** begin Supplied records **

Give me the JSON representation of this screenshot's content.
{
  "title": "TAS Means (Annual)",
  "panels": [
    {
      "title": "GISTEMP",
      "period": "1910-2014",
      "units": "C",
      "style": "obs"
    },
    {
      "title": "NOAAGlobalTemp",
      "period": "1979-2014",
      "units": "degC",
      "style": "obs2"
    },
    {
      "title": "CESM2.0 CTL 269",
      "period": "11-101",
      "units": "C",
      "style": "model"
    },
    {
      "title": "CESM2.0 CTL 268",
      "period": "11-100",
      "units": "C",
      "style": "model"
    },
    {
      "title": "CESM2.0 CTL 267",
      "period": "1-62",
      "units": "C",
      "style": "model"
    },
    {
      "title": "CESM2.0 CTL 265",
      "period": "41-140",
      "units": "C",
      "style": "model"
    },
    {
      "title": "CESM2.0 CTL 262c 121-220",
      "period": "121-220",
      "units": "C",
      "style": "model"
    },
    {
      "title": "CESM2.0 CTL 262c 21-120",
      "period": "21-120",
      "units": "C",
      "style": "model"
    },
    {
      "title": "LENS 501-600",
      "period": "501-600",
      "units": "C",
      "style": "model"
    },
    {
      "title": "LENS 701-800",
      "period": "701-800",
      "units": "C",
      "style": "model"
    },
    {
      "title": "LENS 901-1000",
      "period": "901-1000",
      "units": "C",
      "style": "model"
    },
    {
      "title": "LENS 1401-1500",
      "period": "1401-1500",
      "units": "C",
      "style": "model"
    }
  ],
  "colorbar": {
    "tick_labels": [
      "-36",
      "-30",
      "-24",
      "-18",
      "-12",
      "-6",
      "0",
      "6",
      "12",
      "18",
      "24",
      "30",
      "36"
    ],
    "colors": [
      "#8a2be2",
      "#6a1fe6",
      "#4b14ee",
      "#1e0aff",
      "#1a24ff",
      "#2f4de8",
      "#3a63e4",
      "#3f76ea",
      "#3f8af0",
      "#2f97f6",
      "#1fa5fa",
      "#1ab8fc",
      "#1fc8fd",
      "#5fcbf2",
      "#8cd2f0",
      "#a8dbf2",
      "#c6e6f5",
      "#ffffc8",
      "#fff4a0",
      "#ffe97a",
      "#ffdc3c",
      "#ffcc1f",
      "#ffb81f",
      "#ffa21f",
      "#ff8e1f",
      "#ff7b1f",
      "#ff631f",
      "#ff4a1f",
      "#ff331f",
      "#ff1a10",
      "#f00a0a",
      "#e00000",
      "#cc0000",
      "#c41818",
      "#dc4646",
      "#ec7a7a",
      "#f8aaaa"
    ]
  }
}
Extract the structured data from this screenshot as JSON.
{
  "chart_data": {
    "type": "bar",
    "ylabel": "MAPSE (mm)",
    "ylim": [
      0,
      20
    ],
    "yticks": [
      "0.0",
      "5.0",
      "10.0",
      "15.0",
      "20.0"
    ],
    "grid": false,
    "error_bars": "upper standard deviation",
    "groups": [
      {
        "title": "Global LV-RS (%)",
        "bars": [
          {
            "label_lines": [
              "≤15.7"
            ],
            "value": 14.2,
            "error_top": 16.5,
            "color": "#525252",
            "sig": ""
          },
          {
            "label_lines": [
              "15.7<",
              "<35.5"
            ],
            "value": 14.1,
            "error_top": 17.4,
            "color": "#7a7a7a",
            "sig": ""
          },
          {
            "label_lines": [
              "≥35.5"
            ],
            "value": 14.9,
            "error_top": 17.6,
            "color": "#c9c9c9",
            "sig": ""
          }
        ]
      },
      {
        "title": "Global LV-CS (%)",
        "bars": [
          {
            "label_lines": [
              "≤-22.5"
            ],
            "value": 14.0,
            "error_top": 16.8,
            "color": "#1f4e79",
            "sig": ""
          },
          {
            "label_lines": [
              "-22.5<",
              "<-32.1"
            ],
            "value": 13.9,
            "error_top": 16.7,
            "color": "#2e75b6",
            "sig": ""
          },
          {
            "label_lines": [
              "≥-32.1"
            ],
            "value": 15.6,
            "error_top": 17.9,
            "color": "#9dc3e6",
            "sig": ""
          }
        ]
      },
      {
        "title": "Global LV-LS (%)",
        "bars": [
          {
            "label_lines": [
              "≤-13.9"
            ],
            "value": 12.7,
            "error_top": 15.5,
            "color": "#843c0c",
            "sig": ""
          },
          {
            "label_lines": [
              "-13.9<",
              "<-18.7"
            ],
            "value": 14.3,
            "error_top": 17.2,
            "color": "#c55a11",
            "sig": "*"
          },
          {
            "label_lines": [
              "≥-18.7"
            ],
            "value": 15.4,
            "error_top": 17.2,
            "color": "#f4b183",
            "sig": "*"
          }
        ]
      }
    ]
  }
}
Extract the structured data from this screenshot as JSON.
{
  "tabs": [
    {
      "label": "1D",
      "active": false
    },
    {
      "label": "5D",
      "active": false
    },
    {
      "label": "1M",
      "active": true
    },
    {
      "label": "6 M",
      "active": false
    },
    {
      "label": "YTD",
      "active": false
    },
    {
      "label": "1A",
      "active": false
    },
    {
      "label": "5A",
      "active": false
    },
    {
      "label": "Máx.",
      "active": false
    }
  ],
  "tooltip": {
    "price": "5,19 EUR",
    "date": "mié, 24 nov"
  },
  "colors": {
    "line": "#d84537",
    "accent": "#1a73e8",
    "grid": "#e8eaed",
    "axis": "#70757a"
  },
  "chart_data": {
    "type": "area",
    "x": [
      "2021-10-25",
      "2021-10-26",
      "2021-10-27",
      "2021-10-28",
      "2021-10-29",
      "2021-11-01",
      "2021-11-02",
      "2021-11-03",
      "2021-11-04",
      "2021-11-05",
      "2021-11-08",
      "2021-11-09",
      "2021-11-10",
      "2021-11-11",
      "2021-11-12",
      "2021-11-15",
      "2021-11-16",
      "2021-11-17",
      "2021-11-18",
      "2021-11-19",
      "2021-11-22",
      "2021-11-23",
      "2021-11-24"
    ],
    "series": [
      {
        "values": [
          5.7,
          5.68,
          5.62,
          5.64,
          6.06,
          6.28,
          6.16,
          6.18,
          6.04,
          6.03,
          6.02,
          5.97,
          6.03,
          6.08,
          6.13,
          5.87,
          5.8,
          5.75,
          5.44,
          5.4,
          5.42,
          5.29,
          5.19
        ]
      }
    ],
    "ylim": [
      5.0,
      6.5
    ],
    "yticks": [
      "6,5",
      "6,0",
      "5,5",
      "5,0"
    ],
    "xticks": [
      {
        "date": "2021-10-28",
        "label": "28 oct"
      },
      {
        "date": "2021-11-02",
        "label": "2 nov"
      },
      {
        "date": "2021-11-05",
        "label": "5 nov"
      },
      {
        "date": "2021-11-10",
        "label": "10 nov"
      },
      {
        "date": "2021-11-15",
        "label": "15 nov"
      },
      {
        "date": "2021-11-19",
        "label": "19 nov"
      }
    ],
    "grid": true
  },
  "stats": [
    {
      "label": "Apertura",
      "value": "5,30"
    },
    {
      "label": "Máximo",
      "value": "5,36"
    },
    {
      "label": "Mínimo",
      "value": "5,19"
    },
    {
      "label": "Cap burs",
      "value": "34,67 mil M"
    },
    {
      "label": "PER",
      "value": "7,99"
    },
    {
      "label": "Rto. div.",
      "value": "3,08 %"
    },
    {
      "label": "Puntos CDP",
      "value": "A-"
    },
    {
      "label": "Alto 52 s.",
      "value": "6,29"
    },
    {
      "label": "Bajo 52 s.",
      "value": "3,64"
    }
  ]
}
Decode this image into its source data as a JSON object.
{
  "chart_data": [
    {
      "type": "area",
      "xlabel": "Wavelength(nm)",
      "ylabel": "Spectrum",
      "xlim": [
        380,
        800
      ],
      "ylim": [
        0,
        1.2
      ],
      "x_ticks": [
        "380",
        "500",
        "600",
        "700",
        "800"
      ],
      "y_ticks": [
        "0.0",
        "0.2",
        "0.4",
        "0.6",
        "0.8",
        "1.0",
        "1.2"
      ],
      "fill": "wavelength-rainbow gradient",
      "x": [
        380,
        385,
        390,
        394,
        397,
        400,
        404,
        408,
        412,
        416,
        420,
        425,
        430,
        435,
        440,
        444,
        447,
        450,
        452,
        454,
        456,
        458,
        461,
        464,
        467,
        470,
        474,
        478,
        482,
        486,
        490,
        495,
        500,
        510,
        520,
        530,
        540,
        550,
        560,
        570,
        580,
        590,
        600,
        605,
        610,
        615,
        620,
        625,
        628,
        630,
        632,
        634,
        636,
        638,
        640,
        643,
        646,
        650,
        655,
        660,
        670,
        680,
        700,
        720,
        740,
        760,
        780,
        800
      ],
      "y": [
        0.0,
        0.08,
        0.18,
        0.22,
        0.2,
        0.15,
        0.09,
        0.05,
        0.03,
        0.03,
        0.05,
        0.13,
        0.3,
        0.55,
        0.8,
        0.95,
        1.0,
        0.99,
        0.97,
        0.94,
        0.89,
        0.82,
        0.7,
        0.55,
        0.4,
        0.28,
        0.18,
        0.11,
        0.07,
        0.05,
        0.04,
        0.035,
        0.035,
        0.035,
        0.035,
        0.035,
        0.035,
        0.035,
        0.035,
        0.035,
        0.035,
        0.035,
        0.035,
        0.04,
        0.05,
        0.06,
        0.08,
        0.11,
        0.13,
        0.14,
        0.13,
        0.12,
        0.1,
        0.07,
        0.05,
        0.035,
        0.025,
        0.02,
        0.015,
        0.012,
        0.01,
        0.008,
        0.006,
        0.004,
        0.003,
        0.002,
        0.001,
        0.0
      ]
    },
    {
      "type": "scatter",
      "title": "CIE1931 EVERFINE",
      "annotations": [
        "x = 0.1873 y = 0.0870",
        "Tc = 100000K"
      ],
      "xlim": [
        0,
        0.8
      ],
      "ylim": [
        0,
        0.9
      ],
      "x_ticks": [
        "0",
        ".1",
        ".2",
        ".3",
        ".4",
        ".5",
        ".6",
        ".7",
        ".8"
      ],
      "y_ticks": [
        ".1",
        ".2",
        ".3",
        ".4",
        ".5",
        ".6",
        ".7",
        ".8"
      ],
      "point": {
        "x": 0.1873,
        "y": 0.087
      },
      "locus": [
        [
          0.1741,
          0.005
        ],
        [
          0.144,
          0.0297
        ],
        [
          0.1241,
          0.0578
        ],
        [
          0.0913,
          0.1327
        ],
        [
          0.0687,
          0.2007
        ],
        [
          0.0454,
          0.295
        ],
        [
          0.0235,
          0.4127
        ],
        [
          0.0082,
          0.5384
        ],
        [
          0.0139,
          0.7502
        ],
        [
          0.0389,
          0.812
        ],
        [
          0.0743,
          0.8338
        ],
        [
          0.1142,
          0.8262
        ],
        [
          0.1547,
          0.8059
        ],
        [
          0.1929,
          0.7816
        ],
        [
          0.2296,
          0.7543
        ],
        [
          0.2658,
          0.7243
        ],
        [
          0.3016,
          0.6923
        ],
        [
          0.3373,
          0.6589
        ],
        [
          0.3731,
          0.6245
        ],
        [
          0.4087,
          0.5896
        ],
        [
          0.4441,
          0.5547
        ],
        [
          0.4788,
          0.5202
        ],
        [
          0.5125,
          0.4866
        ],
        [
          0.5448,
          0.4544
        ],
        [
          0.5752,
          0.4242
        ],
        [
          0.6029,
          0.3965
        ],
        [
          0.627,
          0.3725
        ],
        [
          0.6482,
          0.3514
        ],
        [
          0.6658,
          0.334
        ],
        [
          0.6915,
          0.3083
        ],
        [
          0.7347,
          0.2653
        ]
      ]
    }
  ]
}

** end Supplied records **

_Task goal_.
Lines of the material that contain the word "this" are to be gathered.

_Task output_.
Give me the JSON representation of this screenshot's content.
Extract the structured data from this screenshot as JSON.
Extract the structured data from this screenshot as JSON.
Decode this image into its source data as a JSON object.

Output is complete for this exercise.